- **Available data**
──────────
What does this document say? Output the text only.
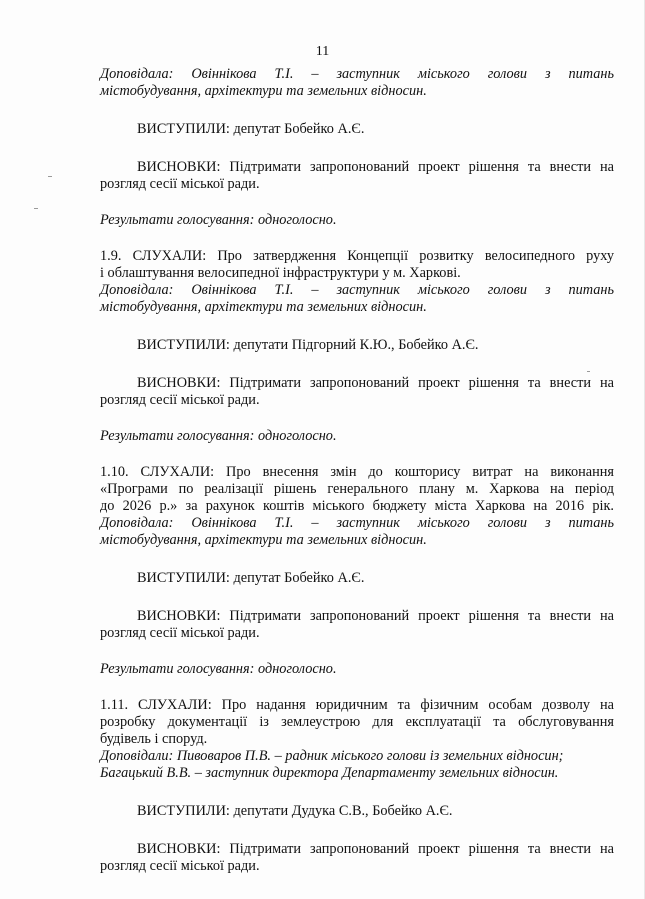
11
Доповідала: Овіннікова Т.І. – заступник міського голови з питань
містобудування, архітектури та земельних відносин.
ВИСТУПИЛИ: депутат Бобейко А.Є.
ВИСНОВКИ: Підтримати запропонований проект рішення та внести на
розгляд сесії міської ради.
Результати голосування: одноголосно.
1.9. СЛУХАЛИ: Про затвердження Концепції розвитку велосипедного руху
і облаштування велосипедної інфраструктури у м. Харкові.
Доповідала: Овіннікова Т.І. – заступник міського голови з питань
містобудування, архітектури та земельних відносин.
ВИСТУПИЛИ: депутати Підгорний К.Ю., Бобейко А.Є.
ВИСНОВКИ: Підтримати запропонований проект рішення та внести на
розгляд сесії міської ради.
Результати голосування: одноголосно.
1.10. СЛУХАЛИ: Про внесення змін до кошторису витрат на виконання
«Програми по реалізації рішень генерального плану м. Харкова на період
до 2026 р.» за рахунок коштів міського бюджету міста Харкова на 2016 рік.
Доповідала: Овіннікова Т.І. – заступник міського голови з питань
містобудування, архітектури та земельних відносин.
ВИСТУПИЛИ: депутат Бобейко А.Є.
ВИСНОВКИ: Підтримати запропонований проект рішення та внести на
розгляд сесії міської ради.
Результати голосування: одноголосно.
1.11. СЛУХАЛИ: Про надання юридичним та фізичним особам дозволу на
розробку документації із землеустрою для експлуатації та обслуговування
будівель і споруд.
Доповідали: Пивоваров П.В. – радник міського голови із земельних відносин;
Багацький В.В. – заступник директора Департаменту земельних відносин.
ВИСТУПИЛИ: депутати Дудука С.В., Бобейко А.Є.
ВИСНОВКИ: Підтримати запропонований проект рішення та внести на
розгляд сесії міської ради.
──────────
- **Instructions for the task**
Your copy of the data above should match it exactly, except that pictures are left out.

- **Result below**
What does this document say? Output the text only.
11
Доповідала: Овіннікова Т.І. – заступник міського голови з питань
містобудування, архітектури та земельних відносин.
ВИСТУПИЛИ: депутат Бобейко А.Є.
ВИСНОВКИ: Підтримати запропонований проект рішення та внести на
розгляд сесії міської ради.
Результати голосування: одноголосно.
1.9. СЛУХАЛИ: Про затвердження Концепції розвитку велосипедного руху
і облаштування велосипедної інфраструктури у м. Харкові.
Доповідала: Овіннікова Т.І. – заступник міського голови з питань
містобудування, архітектури та земельних відносин.
ВИСТУПИЛИ: депутати Підгорний К.Ю., Бобейко А.Є.
ВИСНОВКИ: Підтримати запропонований проект рішення та внести на
розгляд сесії міської ради.
Результати голосування: одноголосно.
1.10. СЛУХАЛИ: Про внесення змін до кошторису витрат на виконання
«Програми по реалізації рішень генерального плану м. Харкова на період
до 2026 р.» за рахунок коштів міського бюджету міста Харкова на 2016 рік.
Доповідала: Овіннікова Т.І. – заступник міського голови з питань
містобудування, архітектури та земельних відносин.
ВИСТУПИЛИ: депутат Бобейко А.Є.
ВИСНОВКИ: Підтримати запропонований проект рішення та внести на
розгляд сесії міської ради.
Результати голосування: одноголосно.
1.11. СЛУХАЛИ: Про надання юридичним та фізичним особам дозволу на
розробку документації із землеустрою для експлуатації та обслуговування
будівель і споруд.
Доповідали: Пивоваров П.В. – радник міського голови із земельних відносин;
Багацький В.В. – заступник директора Департаменту земельних відносин.
ВИСТУПИЛИ: депутати Дудука С.В., Бобейко А.Є.
ВИСНОВКИ: Підтримати запропонований проект рішення та внести на
розгляд сесії міської ради.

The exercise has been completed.